**Work instructions**
- A) How would you put this sentence from the stop-words excerpt into Spanish: "In our application, we'd also want to include "apple" -- it is certainly not going to help us distinguish our two meanings!"
- B) Can you carry on the stop-words excerpt from its final line?

**Excerpted text**
NLTK contains a standard list of such stop words for English in `nltk.corpus.stopwords.words('english')`.  In our application, we'd also want to include "apple" -- it is certainly not going to help us distinguish our two meanings!

In [None]:
nltk.corpus.stopwords.words('english')

In [None]:
# The vocabulary *can* be built for you.  
#
# For instance, here we'll compute and then use the top 100 words by frequency -- *ignoring*
# the so-calle "stopwords": these are words like "a", "and", "the" that are very common
# "apple" is not useful for distinguishing the two, but is common, so add it as a stopword.
#
# Nevertheless, this method is probably NOT GOOD.  See tf-idf below instead.
counter=CountVectorizer(max_features=300,
                        stop_words=nltk.corpus.stopwords.words('english') + ['apple'])
counter=counter.fit( fruit_sents + company_sents )
print counter.get_feature_names()

# Now we can use it with that vectorizer, like so...
counter.transform(company_sents)
counter.transform(fruit_sents)

**Data records**
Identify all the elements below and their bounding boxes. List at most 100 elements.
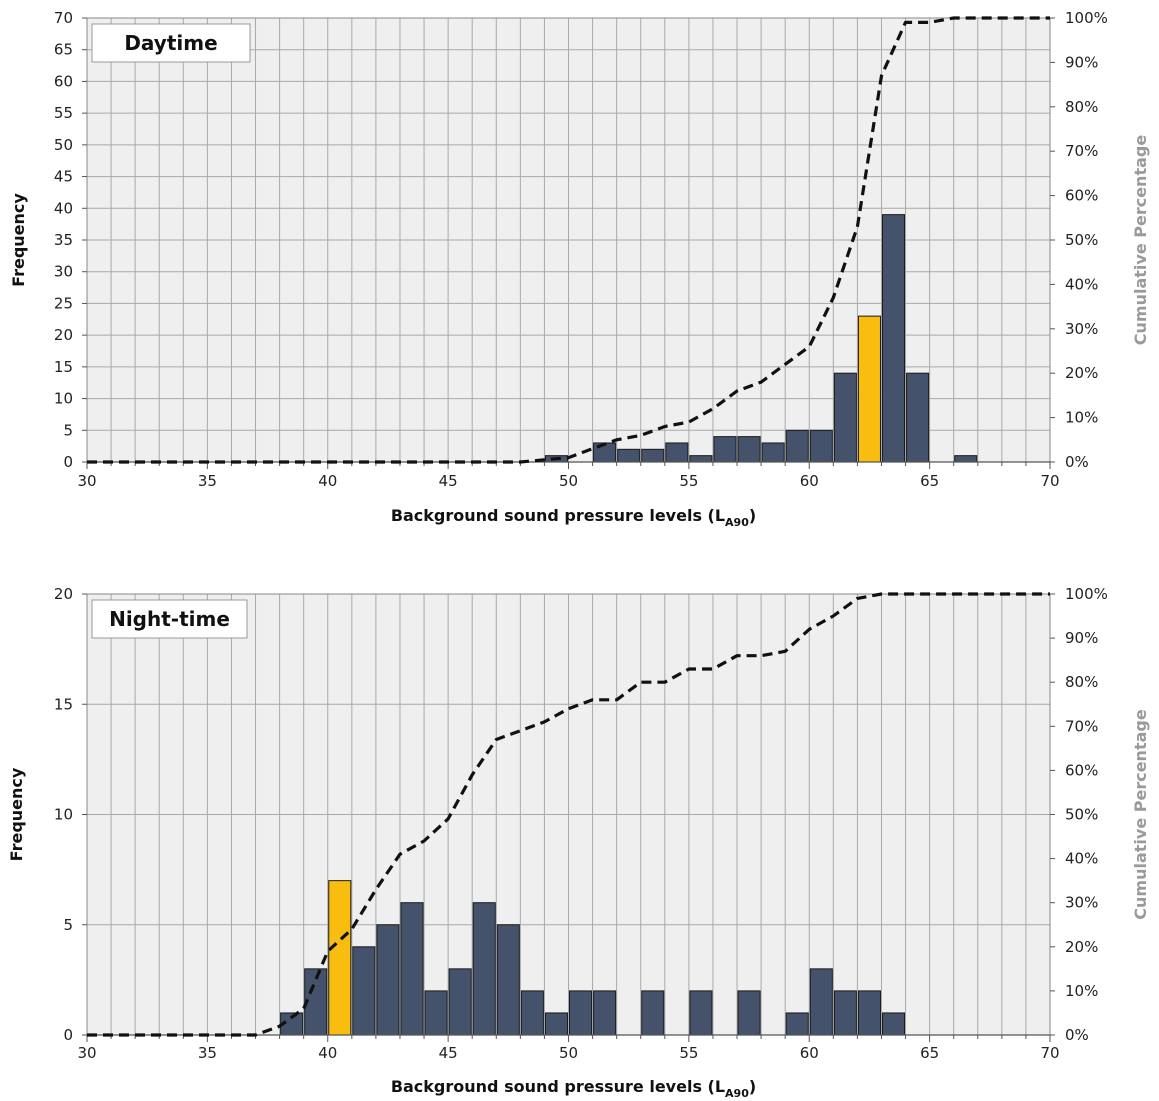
x-axis-label-subscript: A90 [725, 1087, 749, 1100]
cumulative-line [87, 16, 1050, 464]
y2-tick-label: 0% [1065, 1026, 1089, 1044]
bar [424, 990, 448, 1036]
bar [617, 448, 641, 463]
bar [496, 924, 520, 1036]
x-tick-label: 60 [800, 1044, 819, 1062]
x-axis-label-subscript: A90 [725, 516, 749, 529]
y2-tick-label: 10% [1065, 982, 1098, 1000]
bar [785, 1012, 809, 1036]
y-tick-label: 15 [54, 358, 73, 376]
bar [954, 455, 978, 463]
bar [809, 968, 833, 1036]
y2-axis-label: Cumulative Percentage [1131, 709, 1150, 920]
y2-tick-label: 20% [1065, 364, 1098, 382]
x-tick-label: 55 [679, 1044, 698, 1062]
x-tick-label: 40 [318, 472, 337, 490]
y2-tick-label: 70% [1065, 717, 1098, 735]
x-tick-label: 45 [439, 472, 458, 490]
x-tick-label: 35 [198, 1044, 217, 1062]
y2-tick-label: 60% [1065, 761, 1098, 779]
y-tick-label: 0 [63, 1026, 73, 1044]
y2-tick-label: 50% [1065, 231, 1098, 249]
bar [785, 429, 809, 463]
bar [376, 924, 400, 1036]
y-tick-label: 60 [54, 72, 73, 90]
bar [737, 990, 761, 1036]
y2-tick-label: 70% [1065, 142, 1098, 160]
bar [641, 448, 665, 463]
y2-tick-label: 60% [1065, 187, 1098, 205]
x-tick-label: 30 [77, 1044, 96, 1062]
bar [400, 902, 424, 1036]
y-tick-label: 50 [54, 136, 73, 154]
bar [857, 990, 881, 1036]
y-tick-label: 5 [63, 916, 73, 934]
bar [737, 436, 761, 463]
y-tick-label: 0 [63, 453, 73, 471]
bar [520, 990, 544, 1036]
cumulative-line [87, 592, 1050, 1037]
y-tick-label: 30 [54, 263, 73, 281]
bar [665, 442, 689, 463]
x-tick-label: 65 [920, 1044, 939, 1062]
x-tick-label: 55 [679, 472, 698, 490]
bar [881, 214, 906, 463]
y2-tick-label: 20% [1065, 938, 1098, 956]
x-axis-label: Background sound pressure levels (LA90) [391, 1077, 756, 1100]
x-tick-label: 70 [1040, 1044, 1059, 1062]
bar [641, 990, 665, 1036]
y-tick-label: 10 [54, 806, 73, 824]
bar [713, 436, 737, 463]
y-tick-label: 65 [54, 41, 73, 59]
chart-title: Night-time [109, 607, 230, 631]
y2-axis-label: Cumulative Percentage [1131, 135, 1150, 346]
y2-tick-label: 40% [1065, 850, 1098, 868]
y-axis-label: Frequency [7, 767, 26, 861]
bar [472, 902, 496, 1036]
y2-tick-label: 100% [1065, 9, 1108, 27]
chart-title: Daytime [124, 31, 217, 55]
bar [689, 990, 713, 1036]
y2-tick-label: 10% [1065, 409, 1098, 427]
y-axis-label: Frequency [9, 193, 28, 287]
x-tick-label: 50 [559, 472, 578, 490]
nighttime-chart: 30 35 40 45 50 55 60 65 70 0 5 10 15 20 0% 10% 20% 30% 40%… [7, 585, 1150, 1100]
y2-tick-label: 50% [1065, 806, 1098, 824]
title-badge [91, 599, 248, 639]
x-tick-label: 50 [559, 1044, 578, 1062]
bar [569, 990, 593, 1036]
x-tick-label: 60 [800, 472, 819, 490]
x-axis-label-tail: ) [749, 1077, 756, 1096]
y-tick-label: 35 [54, 231, 73, 249]
y2-tick-label: 80% [1065, 98, 1098, 116]
y2-tick-label: 80% [1065, 673, 1098, 691]
bar [689, 455, 713, 463]
x-tick-label: 40 [318, 1044, 337, 1062]
y2-tick-label: 100% [1065, 585, 1108, 603]
x-tick-label: 70 [1040, 472, 1059, 490]
daytime-chart: 30 35 40 45 50 55 60 65 70 0 5 10 15 20 25 30 35 40 45 50 55… [9, 9, 1150, 529]
bar-highlight [857, 315, 881, 463]
title-badge [91, 23, 251, 63]
bar [593, 990, 617, 1036]
y2-tick-label: 40% [1065, 275, 1098, 293]
y-tick-label: 5 [63, 421, 73, 439]
bar [833, 372, 857, 463]
y2-tick-label: 90% [1065, 629, 1098, 647]
y-tick-label: 20 [54, 326, 73, 344]
x-axis-label: Background sound pressure levels (LA90) [391, 506, 756, 529]
x-tick-label: 65 [920, 472, 939, 490]
y-tick-label: 70 [54, 9, 73, 27]
bar [833, 990, 857, 1036]
y-tick-label: 55 [54, 104, 73, 122]
y-tick-label: 10 [54, 390, 73, 408]
y2-tick-label: 30% [1065, 320, 1098, 338]
y2-tick-label: 90% [1065, 53, 1098, 71]
y-tick-label: 15 [54, 695, 73, 713]
bar [448, 968, 472, 1036]
bar [906, 372, 930, 463]
y2-tick-label: 0% [1065, 453, 1089, 471]
y-tick-label: 40 [54, 199, 73, 217]
bar [881, 1012, 906, 1036]
y-tick-label: 20 [54, 585, 73, 603]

**Set of answers**
- A) En nuestra aplicación, también querríamos incluir "apple": ¡desde luego no nos va a ayudar a distinguir nuestros dos significados!

- B)
##n-grams

Instead of looking at just single words, it is also useful to look at **n-grams**: These are n-word long sequences of words (i.e., each of "farmer's market", "market share", and "farm share" is a 2-gram).

The exact same sort of counting techniques apply.  The `CountVectorizer` function has built in support for this, too:

If you pass it the `ngram_range=(m, M)` then it will count $n$-grams with  $m \leq n \leq M$.

In [None]:
ng_counter=CountVectorizer(max_features=300, 
                           ngram_range=(2,2), 
                           stop_words=nltk.corpus.stopwords.words('english') + ['apple', 'Apple'])
ng_counter=ng_counter.fit( fruit_sents + company_sents  )
print ng_counter.get_feature_names()

# Now we can use it with that vectorizer, like so...
ng_counter.transform(company_sents)
ng_counter.transform(fruit_sents)

##TF-IDF: term frequency–inverse document frequency

With single word vocabularies, we can probably do an okay job of coming up with a reasonable (if short) list of words that distinguish between the two documents.  With n-grams, even for $n=2$, it is better to let a computer help us.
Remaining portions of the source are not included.